## Given instruction
Where does the string "ylabel" appear in the records? Copy every line that contains it.

☆ ☆ ☆ ☆

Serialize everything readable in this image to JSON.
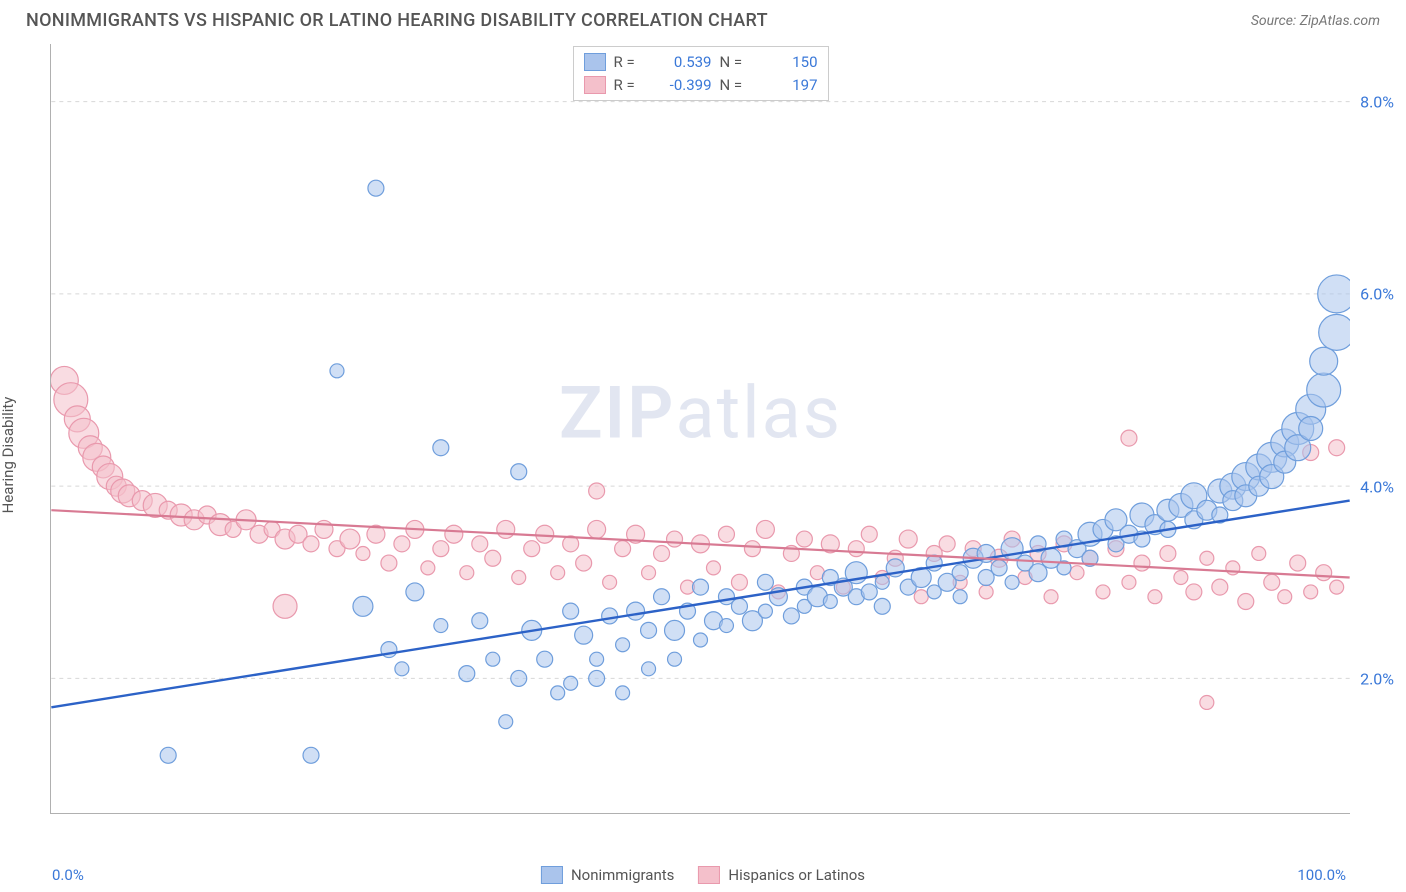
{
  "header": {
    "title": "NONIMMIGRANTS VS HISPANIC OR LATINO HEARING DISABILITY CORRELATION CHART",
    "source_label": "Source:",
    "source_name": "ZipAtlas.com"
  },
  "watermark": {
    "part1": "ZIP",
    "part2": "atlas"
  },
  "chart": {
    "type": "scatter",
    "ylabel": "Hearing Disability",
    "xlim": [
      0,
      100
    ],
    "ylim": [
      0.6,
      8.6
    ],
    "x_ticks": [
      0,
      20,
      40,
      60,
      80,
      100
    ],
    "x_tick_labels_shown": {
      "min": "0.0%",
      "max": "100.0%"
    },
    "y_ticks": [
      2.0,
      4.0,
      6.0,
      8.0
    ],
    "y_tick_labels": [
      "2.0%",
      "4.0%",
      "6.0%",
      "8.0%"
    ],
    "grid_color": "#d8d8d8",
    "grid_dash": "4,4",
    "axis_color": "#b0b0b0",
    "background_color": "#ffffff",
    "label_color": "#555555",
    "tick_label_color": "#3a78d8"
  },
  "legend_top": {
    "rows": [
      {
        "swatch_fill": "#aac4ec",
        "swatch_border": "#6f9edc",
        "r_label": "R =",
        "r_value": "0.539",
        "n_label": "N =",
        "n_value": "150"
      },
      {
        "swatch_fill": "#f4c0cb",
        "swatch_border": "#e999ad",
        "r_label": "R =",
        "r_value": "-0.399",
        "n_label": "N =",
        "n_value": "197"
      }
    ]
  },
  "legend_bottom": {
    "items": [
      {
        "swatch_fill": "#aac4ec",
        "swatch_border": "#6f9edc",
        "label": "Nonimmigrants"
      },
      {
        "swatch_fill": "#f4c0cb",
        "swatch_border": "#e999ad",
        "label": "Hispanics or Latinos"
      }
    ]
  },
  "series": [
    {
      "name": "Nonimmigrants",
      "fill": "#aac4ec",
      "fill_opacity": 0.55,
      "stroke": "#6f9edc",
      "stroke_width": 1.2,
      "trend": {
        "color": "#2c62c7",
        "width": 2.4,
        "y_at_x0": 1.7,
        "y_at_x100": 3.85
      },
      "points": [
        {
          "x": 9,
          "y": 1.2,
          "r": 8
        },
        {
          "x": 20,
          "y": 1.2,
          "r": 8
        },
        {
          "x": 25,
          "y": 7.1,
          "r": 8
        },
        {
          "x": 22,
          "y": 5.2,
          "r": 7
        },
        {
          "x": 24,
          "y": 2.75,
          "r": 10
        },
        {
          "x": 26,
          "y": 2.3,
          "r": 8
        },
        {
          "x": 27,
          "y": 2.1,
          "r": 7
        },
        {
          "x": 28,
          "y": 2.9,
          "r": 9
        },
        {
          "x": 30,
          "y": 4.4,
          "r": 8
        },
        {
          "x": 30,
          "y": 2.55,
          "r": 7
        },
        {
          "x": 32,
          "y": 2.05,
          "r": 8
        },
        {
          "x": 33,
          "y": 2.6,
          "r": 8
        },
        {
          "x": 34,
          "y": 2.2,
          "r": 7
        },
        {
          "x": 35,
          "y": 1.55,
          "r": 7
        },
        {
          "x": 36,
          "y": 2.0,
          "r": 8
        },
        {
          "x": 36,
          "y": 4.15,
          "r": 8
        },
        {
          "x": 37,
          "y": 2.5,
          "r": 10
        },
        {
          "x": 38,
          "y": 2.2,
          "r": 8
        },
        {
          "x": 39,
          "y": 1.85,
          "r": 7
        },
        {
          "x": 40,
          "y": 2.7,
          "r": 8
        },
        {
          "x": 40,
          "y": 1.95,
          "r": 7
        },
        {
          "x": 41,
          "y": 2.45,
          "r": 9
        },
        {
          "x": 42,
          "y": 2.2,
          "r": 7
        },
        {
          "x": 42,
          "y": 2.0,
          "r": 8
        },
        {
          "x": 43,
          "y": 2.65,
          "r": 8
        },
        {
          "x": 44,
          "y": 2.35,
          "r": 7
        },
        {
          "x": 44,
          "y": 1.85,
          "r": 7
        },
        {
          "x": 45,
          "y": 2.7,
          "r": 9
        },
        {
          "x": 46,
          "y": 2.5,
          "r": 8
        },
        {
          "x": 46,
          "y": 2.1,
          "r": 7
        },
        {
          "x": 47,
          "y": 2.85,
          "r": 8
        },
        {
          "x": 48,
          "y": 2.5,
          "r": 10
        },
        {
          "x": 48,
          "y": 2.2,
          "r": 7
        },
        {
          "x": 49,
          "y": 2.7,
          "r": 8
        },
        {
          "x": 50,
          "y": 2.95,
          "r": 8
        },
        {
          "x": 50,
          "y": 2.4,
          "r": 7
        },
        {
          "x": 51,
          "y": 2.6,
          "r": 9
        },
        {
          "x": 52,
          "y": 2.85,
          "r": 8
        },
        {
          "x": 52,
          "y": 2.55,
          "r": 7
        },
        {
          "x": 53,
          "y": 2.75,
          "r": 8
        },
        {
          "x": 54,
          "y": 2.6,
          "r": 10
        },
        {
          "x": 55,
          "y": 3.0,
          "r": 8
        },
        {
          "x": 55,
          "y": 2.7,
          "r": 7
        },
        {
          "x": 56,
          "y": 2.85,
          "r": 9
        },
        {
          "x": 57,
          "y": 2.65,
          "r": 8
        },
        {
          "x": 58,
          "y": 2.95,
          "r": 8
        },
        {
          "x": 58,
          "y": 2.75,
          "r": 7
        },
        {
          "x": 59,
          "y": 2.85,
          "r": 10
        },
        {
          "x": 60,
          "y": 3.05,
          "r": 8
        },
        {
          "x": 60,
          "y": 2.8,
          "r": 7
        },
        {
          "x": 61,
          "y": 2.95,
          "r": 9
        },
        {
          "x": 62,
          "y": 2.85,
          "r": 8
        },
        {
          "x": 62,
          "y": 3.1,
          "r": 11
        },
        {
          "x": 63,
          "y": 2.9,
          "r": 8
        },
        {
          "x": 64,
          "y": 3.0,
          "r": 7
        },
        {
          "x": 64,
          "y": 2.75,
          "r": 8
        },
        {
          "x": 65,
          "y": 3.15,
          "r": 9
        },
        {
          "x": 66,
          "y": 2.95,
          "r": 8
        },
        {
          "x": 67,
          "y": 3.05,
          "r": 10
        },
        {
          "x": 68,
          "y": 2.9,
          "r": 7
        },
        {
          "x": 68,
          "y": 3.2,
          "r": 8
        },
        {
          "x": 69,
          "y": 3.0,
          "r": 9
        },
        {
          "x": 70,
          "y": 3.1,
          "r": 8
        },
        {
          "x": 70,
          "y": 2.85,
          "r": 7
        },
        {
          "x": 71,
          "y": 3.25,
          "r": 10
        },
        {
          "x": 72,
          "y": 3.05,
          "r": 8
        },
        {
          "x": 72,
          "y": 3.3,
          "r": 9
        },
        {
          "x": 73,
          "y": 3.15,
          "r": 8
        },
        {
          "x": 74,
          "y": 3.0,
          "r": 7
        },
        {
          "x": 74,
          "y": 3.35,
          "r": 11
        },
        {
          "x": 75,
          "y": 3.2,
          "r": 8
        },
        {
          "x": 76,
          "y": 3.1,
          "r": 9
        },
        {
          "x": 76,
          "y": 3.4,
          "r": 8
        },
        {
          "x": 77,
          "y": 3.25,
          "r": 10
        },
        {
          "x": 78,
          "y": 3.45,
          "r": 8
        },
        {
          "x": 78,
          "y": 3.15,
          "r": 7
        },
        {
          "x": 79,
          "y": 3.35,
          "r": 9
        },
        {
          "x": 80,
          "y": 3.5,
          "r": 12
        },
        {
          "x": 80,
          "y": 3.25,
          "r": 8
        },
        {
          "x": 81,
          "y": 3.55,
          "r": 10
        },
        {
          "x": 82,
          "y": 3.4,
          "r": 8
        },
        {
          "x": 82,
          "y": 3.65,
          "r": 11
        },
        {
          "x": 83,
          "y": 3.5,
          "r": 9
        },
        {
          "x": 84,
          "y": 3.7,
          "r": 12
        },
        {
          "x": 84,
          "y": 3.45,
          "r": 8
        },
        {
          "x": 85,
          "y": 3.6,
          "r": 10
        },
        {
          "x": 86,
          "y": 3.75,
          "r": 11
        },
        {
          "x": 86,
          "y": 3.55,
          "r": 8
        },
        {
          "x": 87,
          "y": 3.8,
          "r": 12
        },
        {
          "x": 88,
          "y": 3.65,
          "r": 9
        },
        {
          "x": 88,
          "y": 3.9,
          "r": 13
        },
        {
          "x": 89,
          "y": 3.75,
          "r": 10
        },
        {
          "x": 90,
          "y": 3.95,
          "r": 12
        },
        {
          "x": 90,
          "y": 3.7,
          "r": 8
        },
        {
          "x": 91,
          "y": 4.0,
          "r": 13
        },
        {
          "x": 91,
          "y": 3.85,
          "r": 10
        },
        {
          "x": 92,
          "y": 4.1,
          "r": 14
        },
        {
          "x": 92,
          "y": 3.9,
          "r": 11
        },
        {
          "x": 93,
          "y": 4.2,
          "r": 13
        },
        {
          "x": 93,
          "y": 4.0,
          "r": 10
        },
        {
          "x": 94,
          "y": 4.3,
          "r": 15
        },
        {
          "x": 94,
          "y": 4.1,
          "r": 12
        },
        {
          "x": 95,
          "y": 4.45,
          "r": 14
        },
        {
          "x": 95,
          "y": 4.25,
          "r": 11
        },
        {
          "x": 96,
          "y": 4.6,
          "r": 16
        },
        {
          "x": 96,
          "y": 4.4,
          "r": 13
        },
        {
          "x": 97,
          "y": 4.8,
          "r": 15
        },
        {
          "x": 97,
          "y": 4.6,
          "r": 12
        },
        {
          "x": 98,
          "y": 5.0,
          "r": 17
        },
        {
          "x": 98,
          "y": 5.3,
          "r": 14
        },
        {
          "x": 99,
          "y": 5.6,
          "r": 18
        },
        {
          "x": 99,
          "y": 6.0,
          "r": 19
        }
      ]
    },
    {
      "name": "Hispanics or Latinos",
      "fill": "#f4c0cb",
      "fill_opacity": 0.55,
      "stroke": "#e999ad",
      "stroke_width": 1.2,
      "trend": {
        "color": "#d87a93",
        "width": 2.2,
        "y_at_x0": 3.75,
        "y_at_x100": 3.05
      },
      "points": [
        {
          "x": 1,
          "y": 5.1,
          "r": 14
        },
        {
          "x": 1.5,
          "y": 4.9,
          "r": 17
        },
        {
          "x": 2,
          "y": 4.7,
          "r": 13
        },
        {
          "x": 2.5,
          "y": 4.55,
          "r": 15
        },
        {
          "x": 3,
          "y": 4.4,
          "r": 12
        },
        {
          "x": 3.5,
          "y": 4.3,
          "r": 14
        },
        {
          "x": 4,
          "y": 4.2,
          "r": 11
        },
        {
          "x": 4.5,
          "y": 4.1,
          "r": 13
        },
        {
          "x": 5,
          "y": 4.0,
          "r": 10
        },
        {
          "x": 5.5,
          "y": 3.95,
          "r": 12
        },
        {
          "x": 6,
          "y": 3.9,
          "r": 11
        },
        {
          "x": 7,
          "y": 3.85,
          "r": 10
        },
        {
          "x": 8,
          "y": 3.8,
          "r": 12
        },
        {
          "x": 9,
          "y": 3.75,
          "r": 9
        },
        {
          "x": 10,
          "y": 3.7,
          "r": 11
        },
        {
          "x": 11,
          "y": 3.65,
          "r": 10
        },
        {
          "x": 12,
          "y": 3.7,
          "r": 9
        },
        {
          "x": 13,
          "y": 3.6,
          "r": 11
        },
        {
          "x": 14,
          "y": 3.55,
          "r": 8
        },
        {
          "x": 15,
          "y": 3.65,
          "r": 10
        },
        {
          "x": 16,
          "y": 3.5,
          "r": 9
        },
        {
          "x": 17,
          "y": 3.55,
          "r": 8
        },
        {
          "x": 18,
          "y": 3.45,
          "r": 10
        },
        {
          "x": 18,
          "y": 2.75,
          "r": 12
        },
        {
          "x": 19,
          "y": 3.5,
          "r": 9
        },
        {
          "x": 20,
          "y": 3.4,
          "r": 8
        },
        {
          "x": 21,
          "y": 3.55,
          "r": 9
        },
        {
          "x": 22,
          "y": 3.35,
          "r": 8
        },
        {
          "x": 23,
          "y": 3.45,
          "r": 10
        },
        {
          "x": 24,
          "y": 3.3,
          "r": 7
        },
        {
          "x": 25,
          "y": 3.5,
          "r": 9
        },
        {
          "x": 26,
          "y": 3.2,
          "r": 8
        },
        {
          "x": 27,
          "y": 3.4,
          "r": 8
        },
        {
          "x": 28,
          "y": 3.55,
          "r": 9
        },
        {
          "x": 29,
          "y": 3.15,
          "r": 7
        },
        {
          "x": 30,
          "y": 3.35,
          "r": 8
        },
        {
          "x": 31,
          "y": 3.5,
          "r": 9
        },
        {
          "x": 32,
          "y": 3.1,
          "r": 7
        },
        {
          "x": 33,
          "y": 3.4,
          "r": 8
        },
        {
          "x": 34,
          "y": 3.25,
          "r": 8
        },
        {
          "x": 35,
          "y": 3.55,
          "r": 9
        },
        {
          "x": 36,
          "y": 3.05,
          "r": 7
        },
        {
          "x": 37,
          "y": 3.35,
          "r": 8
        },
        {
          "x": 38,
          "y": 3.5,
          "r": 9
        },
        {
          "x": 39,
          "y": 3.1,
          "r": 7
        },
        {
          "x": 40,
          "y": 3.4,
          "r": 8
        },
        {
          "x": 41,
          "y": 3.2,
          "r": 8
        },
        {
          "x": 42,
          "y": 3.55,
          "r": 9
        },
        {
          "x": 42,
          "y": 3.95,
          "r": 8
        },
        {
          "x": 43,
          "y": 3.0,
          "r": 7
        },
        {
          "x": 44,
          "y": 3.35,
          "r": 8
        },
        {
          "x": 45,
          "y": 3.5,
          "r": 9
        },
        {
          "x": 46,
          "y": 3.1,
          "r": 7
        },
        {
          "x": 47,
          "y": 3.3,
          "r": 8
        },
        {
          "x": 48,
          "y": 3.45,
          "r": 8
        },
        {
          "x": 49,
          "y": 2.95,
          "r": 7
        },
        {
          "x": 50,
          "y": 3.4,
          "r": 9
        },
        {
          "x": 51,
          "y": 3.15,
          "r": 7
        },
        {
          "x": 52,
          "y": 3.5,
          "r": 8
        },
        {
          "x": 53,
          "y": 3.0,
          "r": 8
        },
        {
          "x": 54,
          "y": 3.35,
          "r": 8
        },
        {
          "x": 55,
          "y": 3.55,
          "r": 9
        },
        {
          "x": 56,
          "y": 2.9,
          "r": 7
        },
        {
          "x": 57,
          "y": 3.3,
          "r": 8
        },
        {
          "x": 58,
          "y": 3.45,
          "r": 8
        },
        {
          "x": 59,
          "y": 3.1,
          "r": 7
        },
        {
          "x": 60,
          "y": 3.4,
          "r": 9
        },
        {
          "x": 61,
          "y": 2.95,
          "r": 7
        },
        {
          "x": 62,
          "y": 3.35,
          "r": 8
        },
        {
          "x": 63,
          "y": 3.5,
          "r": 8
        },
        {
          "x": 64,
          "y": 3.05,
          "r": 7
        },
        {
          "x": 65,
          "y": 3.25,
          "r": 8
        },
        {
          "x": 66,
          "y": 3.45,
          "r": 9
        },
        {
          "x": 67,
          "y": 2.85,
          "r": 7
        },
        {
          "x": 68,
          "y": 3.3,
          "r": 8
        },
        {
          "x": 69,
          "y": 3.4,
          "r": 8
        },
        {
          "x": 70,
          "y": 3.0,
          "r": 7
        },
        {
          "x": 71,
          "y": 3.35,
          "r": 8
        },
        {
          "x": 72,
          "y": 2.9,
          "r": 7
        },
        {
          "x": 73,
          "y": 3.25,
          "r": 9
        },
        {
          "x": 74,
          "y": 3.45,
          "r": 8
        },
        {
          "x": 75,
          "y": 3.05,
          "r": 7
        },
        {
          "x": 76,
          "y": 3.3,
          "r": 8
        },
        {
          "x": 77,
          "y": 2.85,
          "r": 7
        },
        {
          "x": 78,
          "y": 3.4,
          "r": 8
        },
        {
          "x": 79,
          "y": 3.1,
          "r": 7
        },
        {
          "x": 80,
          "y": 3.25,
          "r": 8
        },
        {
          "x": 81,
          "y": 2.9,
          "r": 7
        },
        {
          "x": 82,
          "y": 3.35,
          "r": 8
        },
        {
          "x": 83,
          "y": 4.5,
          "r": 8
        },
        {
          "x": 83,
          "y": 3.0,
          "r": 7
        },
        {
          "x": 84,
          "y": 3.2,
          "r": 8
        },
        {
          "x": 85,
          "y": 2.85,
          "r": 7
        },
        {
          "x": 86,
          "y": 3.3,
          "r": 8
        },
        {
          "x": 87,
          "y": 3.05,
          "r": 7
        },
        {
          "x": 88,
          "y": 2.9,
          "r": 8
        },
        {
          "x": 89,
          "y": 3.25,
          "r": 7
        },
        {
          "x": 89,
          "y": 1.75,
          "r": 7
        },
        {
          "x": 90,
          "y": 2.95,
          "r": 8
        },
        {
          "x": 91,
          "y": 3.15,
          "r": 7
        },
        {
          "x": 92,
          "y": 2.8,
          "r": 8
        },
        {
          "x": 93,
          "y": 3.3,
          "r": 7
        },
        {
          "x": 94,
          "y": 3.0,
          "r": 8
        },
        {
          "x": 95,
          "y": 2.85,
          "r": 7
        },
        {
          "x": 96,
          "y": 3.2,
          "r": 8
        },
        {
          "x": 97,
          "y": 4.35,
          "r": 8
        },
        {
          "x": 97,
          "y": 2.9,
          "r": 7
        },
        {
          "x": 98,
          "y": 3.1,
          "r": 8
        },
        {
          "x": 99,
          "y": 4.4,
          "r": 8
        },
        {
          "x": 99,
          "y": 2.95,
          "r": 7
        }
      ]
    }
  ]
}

☆ ☆ ☆ ☆

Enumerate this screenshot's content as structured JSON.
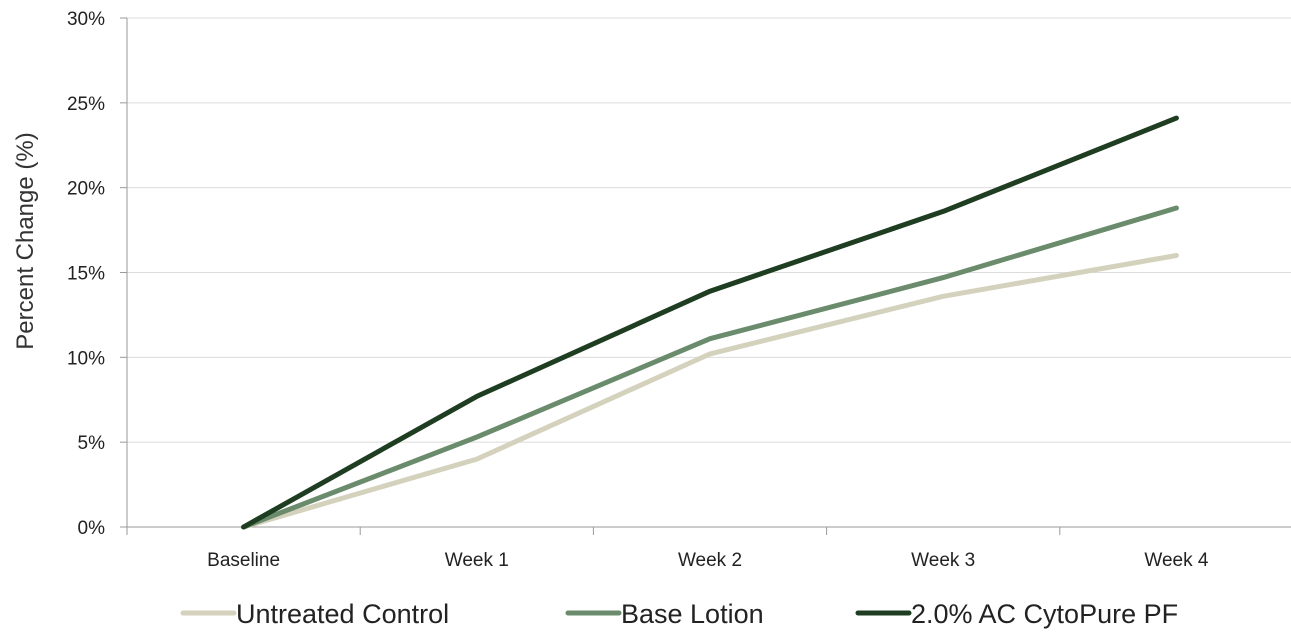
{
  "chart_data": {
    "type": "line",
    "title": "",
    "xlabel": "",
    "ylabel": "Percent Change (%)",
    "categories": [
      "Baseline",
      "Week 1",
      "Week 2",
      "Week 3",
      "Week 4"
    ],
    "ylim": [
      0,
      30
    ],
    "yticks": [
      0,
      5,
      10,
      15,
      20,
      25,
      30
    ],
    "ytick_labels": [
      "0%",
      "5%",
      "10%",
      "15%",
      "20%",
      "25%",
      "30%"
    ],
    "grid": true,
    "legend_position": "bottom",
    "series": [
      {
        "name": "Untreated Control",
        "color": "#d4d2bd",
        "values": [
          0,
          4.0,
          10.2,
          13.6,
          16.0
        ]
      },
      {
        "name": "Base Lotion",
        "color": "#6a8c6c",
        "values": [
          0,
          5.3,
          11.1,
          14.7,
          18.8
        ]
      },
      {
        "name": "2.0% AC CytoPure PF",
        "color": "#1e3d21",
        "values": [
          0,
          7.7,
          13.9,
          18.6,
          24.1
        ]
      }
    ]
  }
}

☆ ☆ ☆ ☆

## Result below
    "ylabel": "Hearing Disability",
    "ylabel": "Percent Change (%)",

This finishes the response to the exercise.